§ **EXERCISE TASK**:
Write out the full set of records below exactly.

(Data listing)
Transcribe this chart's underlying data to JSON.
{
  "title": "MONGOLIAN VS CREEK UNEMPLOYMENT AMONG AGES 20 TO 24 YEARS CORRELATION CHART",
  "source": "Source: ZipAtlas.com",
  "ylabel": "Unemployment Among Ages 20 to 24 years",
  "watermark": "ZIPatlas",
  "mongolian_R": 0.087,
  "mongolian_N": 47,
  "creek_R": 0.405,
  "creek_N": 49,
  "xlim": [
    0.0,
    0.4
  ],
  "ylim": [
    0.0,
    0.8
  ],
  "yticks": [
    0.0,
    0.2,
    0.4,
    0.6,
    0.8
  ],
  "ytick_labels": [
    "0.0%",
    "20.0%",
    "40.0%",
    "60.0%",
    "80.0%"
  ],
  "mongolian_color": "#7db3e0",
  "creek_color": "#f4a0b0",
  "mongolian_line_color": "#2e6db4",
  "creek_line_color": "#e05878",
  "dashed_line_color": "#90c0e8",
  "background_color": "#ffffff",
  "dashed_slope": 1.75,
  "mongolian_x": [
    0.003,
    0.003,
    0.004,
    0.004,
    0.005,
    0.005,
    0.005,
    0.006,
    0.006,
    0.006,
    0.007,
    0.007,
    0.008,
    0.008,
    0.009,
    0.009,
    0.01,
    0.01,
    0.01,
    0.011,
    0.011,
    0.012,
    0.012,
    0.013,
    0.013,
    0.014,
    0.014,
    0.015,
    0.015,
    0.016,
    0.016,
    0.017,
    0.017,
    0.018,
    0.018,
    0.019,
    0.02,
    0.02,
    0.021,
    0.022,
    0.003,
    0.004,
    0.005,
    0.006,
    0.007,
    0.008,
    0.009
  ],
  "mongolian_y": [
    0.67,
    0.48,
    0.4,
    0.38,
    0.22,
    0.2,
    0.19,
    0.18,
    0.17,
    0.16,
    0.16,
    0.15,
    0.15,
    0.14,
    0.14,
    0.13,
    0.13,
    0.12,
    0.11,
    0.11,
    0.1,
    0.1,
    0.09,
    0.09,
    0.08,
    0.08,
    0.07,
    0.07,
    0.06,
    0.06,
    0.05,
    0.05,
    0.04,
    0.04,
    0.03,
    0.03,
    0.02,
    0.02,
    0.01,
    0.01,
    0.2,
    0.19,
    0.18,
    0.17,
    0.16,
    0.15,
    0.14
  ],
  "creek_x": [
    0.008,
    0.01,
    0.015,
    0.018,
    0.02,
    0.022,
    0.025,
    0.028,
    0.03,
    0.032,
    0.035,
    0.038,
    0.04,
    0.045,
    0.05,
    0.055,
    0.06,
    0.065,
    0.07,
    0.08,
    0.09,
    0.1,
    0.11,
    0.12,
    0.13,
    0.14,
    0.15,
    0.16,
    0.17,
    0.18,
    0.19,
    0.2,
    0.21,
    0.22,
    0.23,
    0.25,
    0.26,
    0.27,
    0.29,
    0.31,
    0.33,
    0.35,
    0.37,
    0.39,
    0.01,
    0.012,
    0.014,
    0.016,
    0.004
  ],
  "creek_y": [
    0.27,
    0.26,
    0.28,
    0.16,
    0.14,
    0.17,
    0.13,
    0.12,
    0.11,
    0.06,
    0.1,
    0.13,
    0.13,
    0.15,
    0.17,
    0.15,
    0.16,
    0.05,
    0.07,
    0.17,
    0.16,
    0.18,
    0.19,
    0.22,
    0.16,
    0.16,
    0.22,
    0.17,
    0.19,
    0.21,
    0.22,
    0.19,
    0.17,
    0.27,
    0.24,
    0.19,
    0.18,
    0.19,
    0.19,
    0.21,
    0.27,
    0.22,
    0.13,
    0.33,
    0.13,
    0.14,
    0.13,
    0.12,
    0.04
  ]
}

§ **RESULT FOR THIS TASK**:
Transcribe this chart's underlying data to JSON.
{
  "title": "MONGOLIAN VS CREEK UNEMPLOYMENT AMONG AGES 20 TO 24 YEARS CORRELATION CHART",
  "source": "Source: ZipAtlas.com",
  "ylabel": "Unemployment Among Ages 20 to 24 years",
  "watermark": "ZIPatlas",
  "mongolian_R": 0.087,
  "mongolian_N": 47,
  "creek_R": 0.405,
  "creek_N": 49,
  "xlim": [
    0.0,
    0.4
  ],
  "ylim": [
    0.0,
    0.8
  ],
  "yticks": [
    0.0,
    0.2,
    0.4,
    0.6,
    0.8
  ],
  "ytick_labels": [
    "0.0%",
    "20.0%",
    "40.0%",
    "60.0%",
    "80.0%"
  ],
  "mongolian_color": "#7db3e0",
  "creek_color": "#f4a0b0",
  "mongolian_line_color": "#2e6db4",
  "creek_line_color": "#e05878",
  "dashed_line_color": "#90c0e8",
  "background_color": "#ffffff",
  "dashed_slope": 1.75,
  "mongolian_x": [
    0.003,
    0.003,
    0.004,
    0.004,
    0.005,
    0.005,
    0.005,
    0.006,
    0.006,
    0.006,
    0.007,
    0.007,
    0.008,
    0.008,
    0.009,
    0.009,
    0.01,
    0.01,
    0.01,
    0.011,
    0.011,
    0.012,
    0.012,
    0.013,
    0.013,
    0.014,
    0.014,
    0.015,
    0.015,
    0.016,
    0.016,
    0.017,
    0.017,
    0.018,
    0.018,
    0.019,
    0.02,
    0.02,
    0.021,
    0.022,
    0.003,
    0.004,
    0.005,
    0.006,
    0.007,
    0.008,
    0.009
  ],
  "mongolian_y": [
    0.67,
    0.48,
    0.4,
    0.38,
    0.22,
    0.2,
    0.19,
    0.18,
    0.17,
    0.16,
    0.16,
    0.15,
    0.15,
    0.14,
    0.14,
    0.13,
    0.13,
    0.12,
    0.11,
    0.11,
    0.1,
    0.1,
    0.09,
    0.09,
    0.08,
    0.08,
    0.07,
    0.07,
    0.06,
    0.06,
    0.05,
    0.05,
    0.04,
    0.04,
    0.03,
    0.03,
    0.02,
    0.02,
    0.01,
    0.01,
    0.2,
    0.19,
    0.18,
    0.17,
    0.16,
    0.15,
    0.14
  ],
  "creek_x": [
    0.008,
    0.01,
    0.015,
    0.018,
    0.02,
    0.022,
    0.025,
    0.028,
    0.03,
    0.032,
    0.035,
    0.038,
    0.04,
    0.045,
    0.05,
    0.055,
    0.06,
    0.065,
    0.07,
    0.08,
    0.09,
    0.1,
    0.11,
    0.12,
    0.13,
    0.14,
    0.15,
    0.16,
    0.17,
    0.18,
    0.19,
    0.2,
    0.21,
    0.22,
    0.23,
    0.25,
    0.26,
    0.27,
    0.29,
    0.31,
    0.33,
    0.35,
    0.37,
    0.39,
    0.01,
    0.012,
    0.014,
    0.016,
    0.004
  ],
  "creek_y": [
    0.27,
    0.26,
    0.28,
    0.16,
    0.14,
    0.17,
    0.13,
    0.12,
    0.11,
    0.06,
    0.1,
    0.13,
    0.13,
    0.15,
    0.17,
    0.15,
    0.16,
    0.05,
    0.07,
    0.17,
    0.16,
    0.18,
    0.19,
    0.22,
    0.16,
    0.16,
    0.22,
    0.17,
    0.19,
    0.21,
    0.22,
    0.19,
    0.17,
    0.27,
    0.24,
    0.19,
    0.18,
    0.19,
    0.19,
    0.21,
    0.27,
    0.22,
    0.13,
    0.33,
    0.13,
    0.14,
    0.13,
    0.12,
    0.04
  ]
}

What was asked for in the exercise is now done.